- **EXERCISE**
Extract all records. Keep each one exact.

......

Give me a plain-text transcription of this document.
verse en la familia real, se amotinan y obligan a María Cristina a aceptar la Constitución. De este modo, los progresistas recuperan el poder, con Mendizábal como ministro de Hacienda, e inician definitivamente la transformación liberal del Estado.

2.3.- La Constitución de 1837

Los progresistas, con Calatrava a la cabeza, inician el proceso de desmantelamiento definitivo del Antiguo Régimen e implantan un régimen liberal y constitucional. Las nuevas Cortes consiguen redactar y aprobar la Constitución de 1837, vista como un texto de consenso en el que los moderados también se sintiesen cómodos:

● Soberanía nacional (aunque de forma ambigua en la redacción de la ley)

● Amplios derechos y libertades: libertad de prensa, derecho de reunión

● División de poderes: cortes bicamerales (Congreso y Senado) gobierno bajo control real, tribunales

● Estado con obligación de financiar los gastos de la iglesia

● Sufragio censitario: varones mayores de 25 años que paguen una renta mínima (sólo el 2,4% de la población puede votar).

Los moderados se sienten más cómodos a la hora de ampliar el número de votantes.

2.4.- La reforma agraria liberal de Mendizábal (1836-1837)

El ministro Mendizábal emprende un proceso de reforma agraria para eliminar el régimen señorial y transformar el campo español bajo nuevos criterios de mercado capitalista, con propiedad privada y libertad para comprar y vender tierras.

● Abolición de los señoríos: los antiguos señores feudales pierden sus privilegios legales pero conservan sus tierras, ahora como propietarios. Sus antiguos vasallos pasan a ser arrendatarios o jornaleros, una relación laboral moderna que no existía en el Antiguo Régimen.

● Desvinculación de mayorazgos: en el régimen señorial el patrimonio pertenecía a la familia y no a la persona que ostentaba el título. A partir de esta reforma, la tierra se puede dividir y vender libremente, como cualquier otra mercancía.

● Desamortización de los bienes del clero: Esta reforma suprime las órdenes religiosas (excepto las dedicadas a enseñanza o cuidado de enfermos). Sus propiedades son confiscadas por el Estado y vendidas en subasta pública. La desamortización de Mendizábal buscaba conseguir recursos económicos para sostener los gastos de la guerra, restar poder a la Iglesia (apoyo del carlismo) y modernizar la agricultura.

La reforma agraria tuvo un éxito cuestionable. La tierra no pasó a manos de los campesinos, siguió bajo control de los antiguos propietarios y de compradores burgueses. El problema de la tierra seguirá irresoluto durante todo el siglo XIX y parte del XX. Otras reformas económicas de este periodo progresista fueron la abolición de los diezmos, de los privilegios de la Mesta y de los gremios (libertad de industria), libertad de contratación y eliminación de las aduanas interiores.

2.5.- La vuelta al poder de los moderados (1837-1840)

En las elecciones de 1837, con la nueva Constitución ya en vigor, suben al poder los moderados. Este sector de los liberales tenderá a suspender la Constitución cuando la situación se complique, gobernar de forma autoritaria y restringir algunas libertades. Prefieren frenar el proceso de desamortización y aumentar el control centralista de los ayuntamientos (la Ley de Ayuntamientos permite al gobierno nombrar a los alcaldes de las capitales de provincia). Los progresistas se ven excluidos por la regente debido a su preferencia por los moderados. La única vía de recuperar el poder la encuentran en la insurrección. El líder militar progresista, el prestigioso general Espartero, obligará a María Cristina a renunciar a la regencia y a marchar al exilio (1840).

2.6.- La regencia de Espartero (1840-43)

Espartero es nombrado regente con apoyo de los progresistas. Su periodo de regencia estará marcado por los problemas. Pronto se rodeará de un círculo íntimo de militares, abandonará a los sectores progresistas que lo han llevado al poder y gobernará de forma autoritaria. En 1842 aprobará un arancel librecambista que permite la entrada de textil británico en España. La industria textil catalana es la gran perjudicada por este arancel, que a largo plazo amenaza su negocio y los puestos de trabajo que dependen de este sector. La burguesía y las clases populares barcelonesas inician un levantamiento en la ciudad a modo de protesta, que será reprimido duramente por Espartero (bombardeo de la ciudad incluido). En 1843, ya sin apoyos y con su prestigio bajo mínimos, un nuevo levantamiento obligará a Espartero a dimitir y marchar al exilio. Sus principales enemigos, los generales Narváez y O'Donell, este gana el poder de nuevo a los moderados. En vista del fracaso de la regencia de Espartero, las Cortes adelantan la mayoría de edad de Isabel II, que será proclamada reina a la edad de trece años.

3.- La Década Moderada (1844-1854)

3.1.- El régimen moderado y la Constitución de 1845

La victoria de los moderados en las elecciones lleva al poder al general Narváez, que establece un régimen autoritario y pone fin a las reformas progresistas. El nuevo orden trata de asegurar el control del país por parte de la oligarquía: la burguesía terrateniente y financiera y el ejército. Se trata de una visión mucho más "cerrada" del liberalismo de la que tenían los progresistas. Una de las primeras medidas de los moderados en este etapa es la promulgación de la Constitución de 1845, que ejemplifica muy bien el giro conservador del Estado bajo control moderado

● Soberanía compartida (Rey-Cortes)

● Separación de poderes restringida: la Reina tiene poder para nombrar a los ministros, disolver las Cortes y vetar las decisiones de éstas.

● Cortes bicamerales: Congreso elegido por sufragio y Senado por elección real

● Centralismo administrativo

......

- **RESPONSE BELOW**
Give me a plain-text transcription of this document.
verse en la familia real, se amotinan y obligan a María Cristina a aceptar la Constitución. De este modo, los progresistas recuperan el poder, con Mendizábal como ministro de Hacienda, e inician definitivamente la transformación liberal del Estado.

2.3.- La Constitución de 1837

Los progresistas, con Calatrava a la cabeza, inician el proceso de desmantelamiento definitivo del Antiguo Régimen e implantan un régimen liberal y constitucional. Las nuevas Cortes consiguen redactar y aprobar la Constitución de 1837, vista como un texto de consenso en el que los moderados también se sintiesen cómodos:

● Soberanía nacional (aunque de forma ambigua en la redacción de la ley)

● Amplios derechos y libertades: libertad de prensa, derecho de reunión

● División de poderes: cortes bicamerales (Congreso y Senado) gobierno bajo control real, tribunales

● Estado con obligación de financiar los gastos de la iglesia

● Sufragio censitario: varones mayores de 25 años que paguen una renta mínima (sólo el 2,4% de la población puede votar).

Los moderados se sienten más cómodos a la hora de ampliar el número de votantes.

2.4.- La reforma agraria liberal de Mendizábal (1836-1837)

El ministro Mendizábal emprende un proceso de reforma agraria para eliminar el régimen señorial y transformar el campo español bajo nuevos criterios de mercado capitalista, con propiedad privada y libertad para comprar y vender tierras.

● Abolición de los señoríos: los antiguos señores feudales pierden sus privilegios legales pero conservan sus tierras, ahora como propietarios. Sus antiguos vasallos pasan a ser arrendatarios o jornaleros, una relación laboral moderna que no existía en el Antiguo Régimen.

● Desvinculación de mayorazgos: en el régimen señorial el patrimonio pertenecía a la familia y no a la persona que ostentaba el título. A partir de esta reforma, la tierra se puede dividir y vender libremente, como cualquier otra mercancía.

● Desamortización de los bienes del clero: Esta reforma suprime las órdenes religiosas (excepto las dedicadas a enseñanza o cuidado de enfermos). Sus propiedades son confiscadas por el Estado y vendidas en subasta pública. La desamortización de Mendizábal buscaba conseguir recursos económicos para sostener los gastos de la guerra, restar poder a la Iglesia (apoyo del carlismo) y modernizar la agricultura.

La reforma agraria tuvo un éxito cuestionable. La tierra no pasó a manos de los campesinos, siguió bajo control de los antiguos propietarios y de compradores burgueses. El problema de la tierra seguirá irresoluto durante todo el siglo XIX y parte del XX. Otras reformas económicas de este periodo progresista fueron la abolición de los diezmos, de los privilegios de la Mesta y de los gremios (libertad de industria), libertad de contratación y eliminación de las aduanas interiores.

2.5.- La vuelta al poder de los moderados (1837-1840)

En las elecciones de 1837, con la nueva Constitución ya en vigor, suben al poder los moderados. Este sector de los liberales tenderá a suspender la Constitución cuando la situación se complique, gobernar de forma autoritaria y restringir algunas libertades. Prefieren frenar el proceso de desamortización y aumentar el control centralista de los ayuntamientos (la Ley de Ayuntamientos permite al gobierno nombrar a los alcaldes de las capitales de provincia). Los progresistas se ven excluidos por la regente debido a su preferencia por los moderados. La única vía de recuperar el poder la encuentran en la insurrección. El líder militar progresista, el prestigioso general Espartero, obligará a María Cristina a renunciar a la regencia y a marchar al exilio (1840).

2.6.- La regencia de Espartero (1840-43)

Espartero es nombrado regente con apoyo de los progresistas. Su periodo de regencia estará marcado por los problemas. Pronto se rodeará de un círculo íntimo de militares, abandonará a los sectores progresistas que lo han llevado al poder y gobernará de forma autoritaria. En 1842 aprobará un arancel librecambista que permite la entrada de textil británico en España. La industria textil catalana es la gran perjudicada por este arancel, que a largo plazo amenaza su negocio y los puestos de trabajo que dependen de este sector. La burguesía y las clases populares barcelonesas inician un levantamiento en la ciudad a modo de protesta, que será reprimido duramente por Espartero (bombardeo de la ciudad incluido). En 1843, ya sin apoyos y con su prestigio bajo mínimos, un nuevo levantamiento obligará a Espartero a dimitir y marchar al exilio. Sus principales enemigos, los generales Narváez y O'Donell, este gana el poder de nuevo a los moderados. En vista del fracaso de la regencia de Espartero, las Cortes adelantan la mayoría de edad de Isabel II, que será proclamada reina a la edad de trece años.

3.- La Década Moderada (1844-1854)

3.1.- El régimen moderado y la Constitución de 1845

La victoria de los moderados en las elecciones lleva al poder al general Narváez, que establece un régimen autoritario y pone fin a las reformas progresistas. El nuevo orden trata de asegurar el control del país por parte de la oligarquía: la burguesía terrateniente y financiera y el ejército. Se trata de una visión mucho más "cerrada" del liberalismo de la que tenían los progresistas. Una de las primeras medidas de los moderados en este etapa es la promulgación de la Constitución de 1845, que ejemplifica muy bien el giro conservador del Estado bajo control moderado

● Soberanía compartida (Rey-Cortes)

● Separación de poderes restringida: la Reina tiene poder para nombrar a los ministros, disolver las Cortes y vetar las decisiones de éstas.

● Cortes bicamerales: Congreso elegido por sufragio y Senado por elección real

● Centralismo administrativo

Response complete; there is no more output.